What is asked
Drop the pictures from the entries below, then reproduce the rest exactly.

Data shown

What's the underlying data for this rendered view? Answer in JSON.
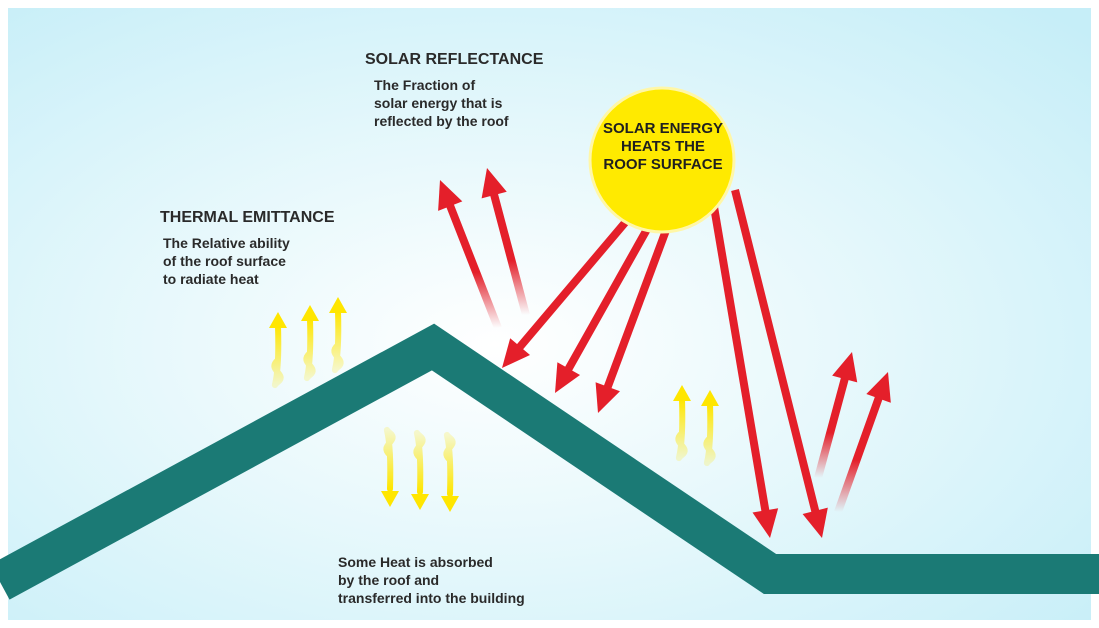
{
  "solar_reflectance": {
    "title": "SOLAR REFLECTANCE",
    "lines": [
      "The Fraction of",
      "solar energy that is",
      "reflected by the roof"
    ]
  },
  "thermal_emittance": {
    "title": "THERMAL EMITTANCE",
    "lines": [
      "The Relative ability",
      "of the roof surface",
      "to radiate heat"
    ]
  },
  "sun": {
    "lines": [
      "SOLAR ENERGY",
      "HEATS THE",
      "ROOF SURFACE"
    ]
  },
  "absorbed": {
    "lines": [
      "Some Heat is absorbed",
      "by the roof and",
      "transferred into the building"
    ]
  }
}
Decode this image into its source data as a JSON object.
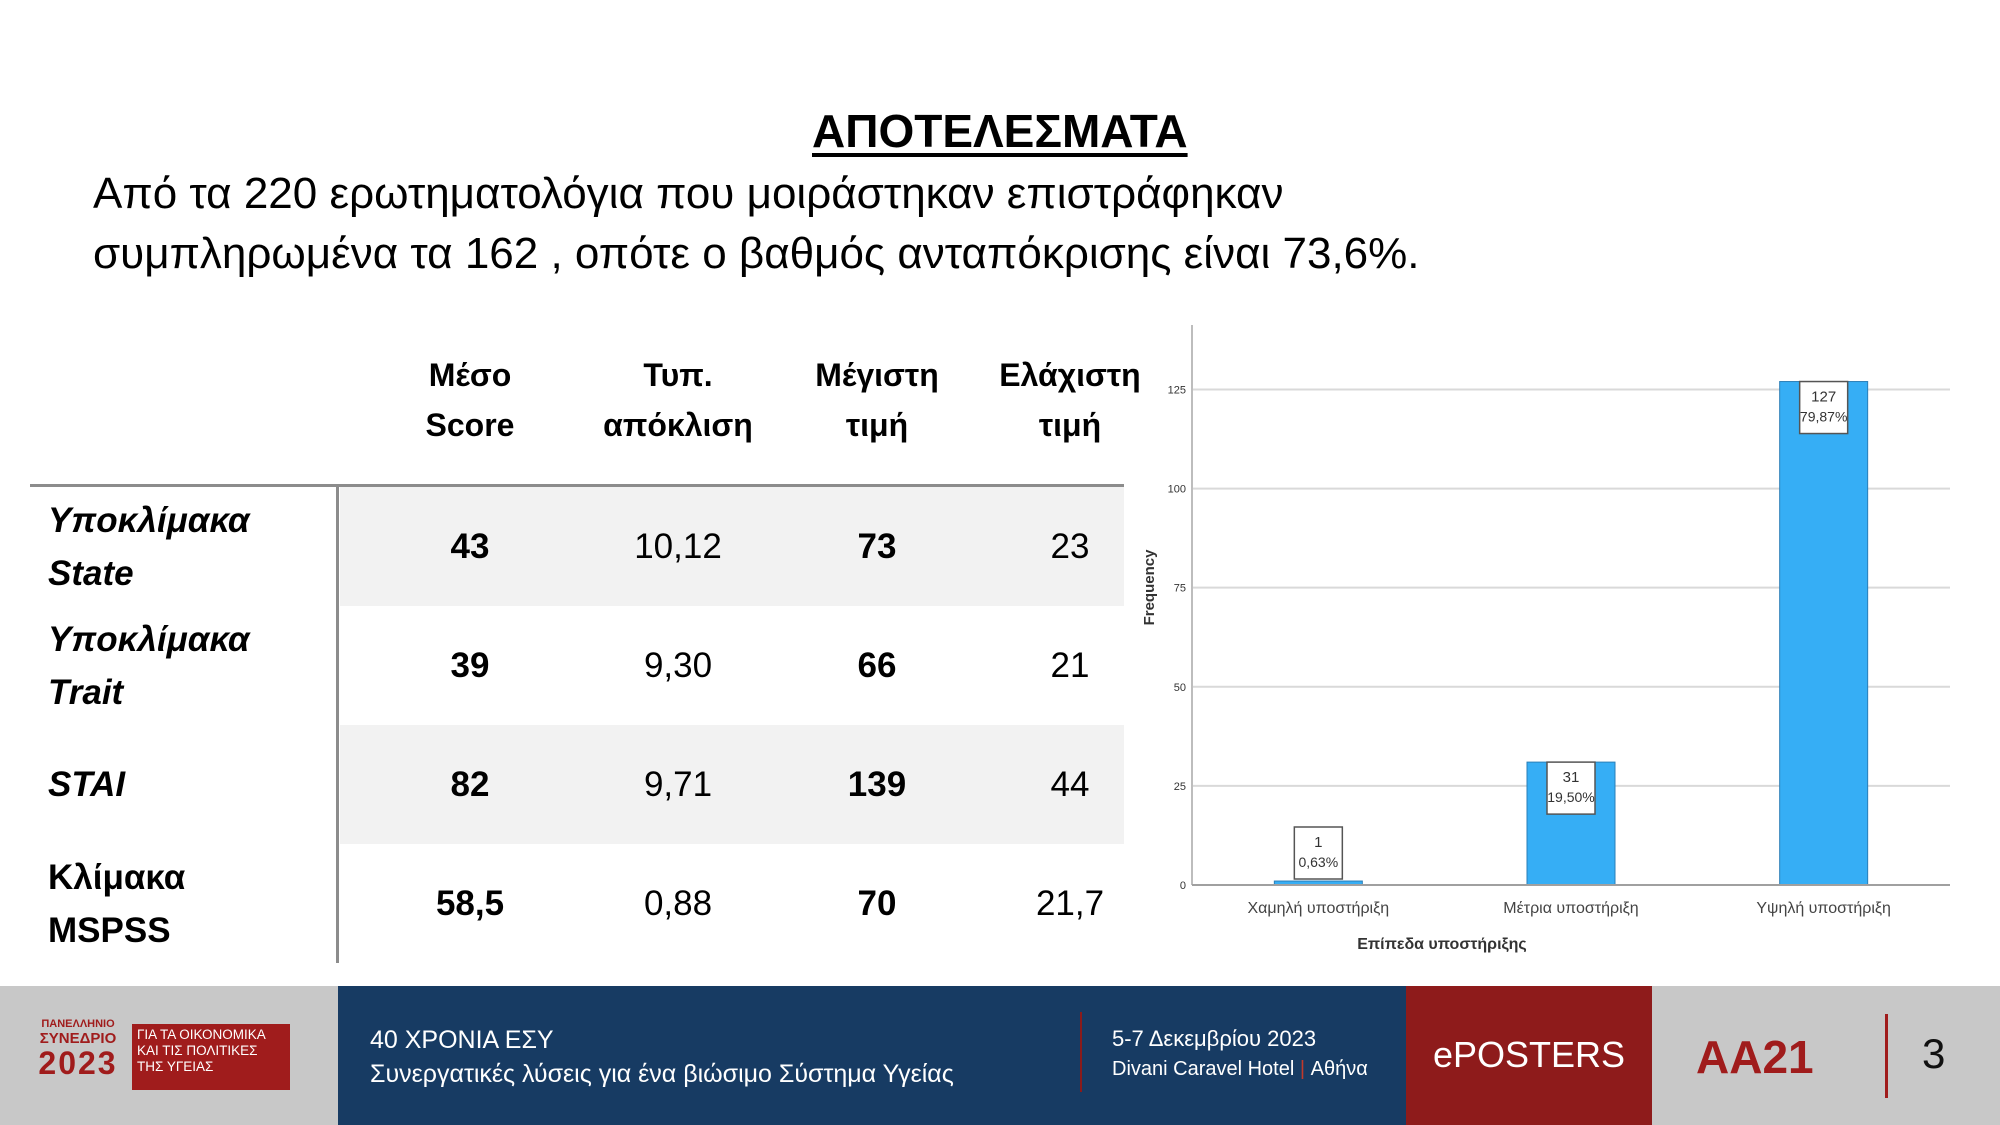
{
  "slide": {
    "title": "ΑΠΟΤΕΛΕΣΜΑΤΑ",
    "intro_line1": "Από τα 220 ερωτηματολόγια που μοιράστηκαν επιστράφηκαν",
    "intro_line2": "συμπληρωμένα τα 162 , οπότε ο βαθμός ανταπόκρισης είναι 73,6%."
  },
  "table": {
    "headers": [
      {
        "line1": "Μέσο",
        "line2": "Score"
      },
      {
        "line1": "Τυπ.",
        "line2": "απόκλιση"
      },
      {
        "line1": "Μέγιστη",
        "line2": "τιμή"
      },
      {
        "line1": "Ελάχιστη",
        "line2": "τιμή"
      }
    ],
    "rows": [
      {
        "label1": "Υποκλίμακα",
        "label2": "State",
        "mean": "43",
        "sd": "10,12",
        "max": "73",
        "min": "23"
      },
      {
        "label1": "Υποκλίμακα",
        "label2": "Trait",
        "mean": "39",
        "sd": "9,30",
        "max": "66",
        "min": "21"
      },
      {
        "label1": "STAI",
        "label2": "",
        "mean": "82",
        "sd": "9,71",
        "max": "139",
        "min": "44"
      },
      {
        "label1": "Κλίμακα",
        "label2": "MSPSS",
        "mean": "58,5",
        "sd": "0,88",
        "max": "70",
        "min": "21,7"
      }
    ]
  },
  "chart_data": {
    "type": "bar",
    "categories": [
      "Χαμηλή υποστήριξη",
      "Μέτρια υποστήριξη",
      "Υψηλή υποστήριξη"
    ],
    "values": [
      1,
      31,
      127
    ],
    "data_labels": [
      {
        "count": "1",
        "percent": "0,63%"
      },
      {
        "count": "31",
        "percent": "19,50%"
      },
      {
        "count": "127",
        "percent": "79,87%"
      }
    ],
    "xlabel": "Επίπεδα υποστήριξης",
    "ylabel": "Frequency",
    "yticks": [
      0,
      25,
      50,
      75,
      100,
      125
    ],
    "ylim": [
      0,
      140
    ],
    "grid": true,
    "bar_color": "#36aef5",
    "gridline_color": "#d9d9d9"
  },
  "footer": {
    "logo_line1": "ΠΑΝΕΛΛΗΝΙΟ",
    "logo_line2": "ΣΥΝΕΔΡΙΟ",
    "logo_year": "2023",
    "logo_tag1": "ΓΙΑ ΤΑ ΟΙΚΟΝΟΜΙΚΑ",
    "logo_tag2": "ΚΑΙ ΤΙΣ ΠΟΛΙΤΙΚΕΣ",
    "logo_tag3": "ΤΗΣ ΥΓΕΙΑΣ",
    "event_line1": "40 ΧΡΟΝΙΑ ΕΣΥ",
    "event_line2": "Συνεργατικές λύσεις για ένα βιώσιμο Σύστημα Υγείας",
    "dates": "5-7 Δεκεμβρίου 2023",
    "venue": "Divani Caravel Hotel",
    "city": "Αθήνα",
    "eposters": "ePOSTERS",
    "code": "AA21",
    "page": "3"
  }
}
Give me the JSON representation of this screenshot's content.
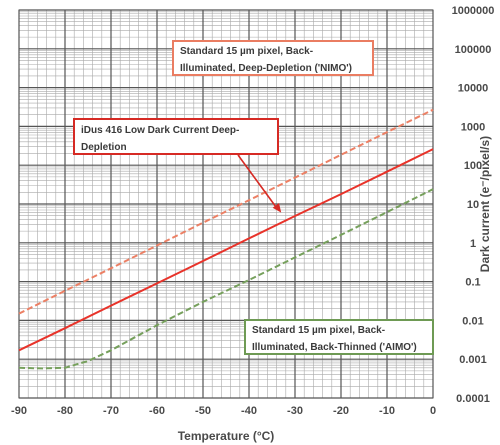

Answer to the problem
What's the underlying data for this rendered view? Answer in JSON.
{
  "solar_reflectance": {
    "title": "SOLAR REFLECTANCE",
    "lines": [
      "The Fraction of",
      "solar energy that is",
      "reflected by the roof"
    ]
  },
  "thermal_emittance": {
    "title": "THERMAL EMITTANCE",
    "lines": [
      "The Relative ability",
      "of the roof surface",
      "to radiate heat"
    ]
  },
  "sun": {
    "lines": [
      "SOLAR ENERGY",
      "HEATS THE",
      "ROOF SURFACE"
    ]
  },
  "absorbed": {
    "lines": [
      "Some Heat is absorbed",
      "by the roof and",
      "transferred into the building"
    ]
  }
}
Decode this image into its source data as a JSON object.
{
  "slide": {
    "title": "ΑΠΟΤΕΛΕΣΜΑΤΑ",
    "intro_line1": "Από τα 220 ερωτηματολόγια που μοιράστηκαν επιστράφηκαν",
    "intro_line2": "συμπληρωμένα τα 162 , οπότε ο βαθμός ανταπόκρισης είναι 73,6%."
  },
  "table": {
    "headers": [
      {
        "line1": "Μέσο",
        "line2": "Score"
      },
      {
        "line1": "Τυπ.",
        "line2": "απόκλιση"
      },
      {
        "line1": "Μέγιστη",
        "line2": "τιμή"
      },
      {
        "line1": "Ελάχιστη",
        "line2": "τιμή"
      }
    ],
    "rows": [
      {
        "label1": "Υποκλίμακα",
        "label2": "State",
        "mean": "43",
        "sd": "10,12",
        "max": "73",
        "min": "23"
      },
      {
        "label1": "Υποκλίμακα",
        "label2": "Trait",
        "mean": "39",
        "sd": "9,30",
        "max": "66",
        "min": "21"
      },
      {
        "label1": "STAI",
        "label2": "",
        "mean": "82",
        "sd": "9,71",
        "max": "139",
        "min": "44"
      },
      {
        "label1": "Κλίμακα",
        "label2": "MSPSS",
        "mean": "58,5",
        "sd": "0,88",
        "max": "70",
        "min": "21,7"
      }
    ]
  },
  "chart_data": {
    "type": "bar",
    "categories": [
      "Χαμηλή υποστήριξη",
      "Μέτρια υποστήριξη",
      "Υψηλή υποστήριξη"
    ],
    "values": [
      1,
      31,
      127
    ],
    "data_labels": [
      {
        "count": "1",
        "percent": "0,63%"
      },
      {
        "count": "31",
        "percent": "19,50%"
      },
      {
        "count": "127",
        "percent": "79,87%"
      }
    ],
    "xlabel": "Επίπεδα υποστήριξης",
    "ylabel": "Frequency",
    "yticks": [
      0,
      25,
      50,
      75,
      100,
      125
    ],
    "ylim": [
      0,
      140
    ],
    "grid": true,
    "bar_color": "#36aef5",
    "gridline_color": "#d9d9d9"
  },
  "footer": {
    "logo_line1": "ΠΑΝΕΛΛΗΝΙΟ",
    "logo_line2": "ΣΥΝΕΔΡΙΟ",
    "logo_year": "2023",
    "logo_tag1": "ΓΙΑ ΤΑ ΟΙΚΟΝΟΜΙΚΑ",
    "logo_tag2": "ΚΑΙ ΤΙΣ ΠΟΛΙΤΙΚΕΣ",
    "logo_tag3": "ΤΗΣ ΥΓΕΙΑΣ",
    "event_line1": "40 ΧΡΟΝΙΑ ΕΣΥ",
    "event_line2": "Συνεργατικές λύσεις για ένα βιώσιμο Σύστημα Υγείας",
    "dates": "5-7 Δεκεμβρίου 2023",
    "venue": "Divani Caravel Hotel",
    "city": "Αθήνα",
    "eposters": "ePOSTERS",
    "code": "AA21",
    "page": "3"
  }
}
Give me the JSON representation of this screenshot's content.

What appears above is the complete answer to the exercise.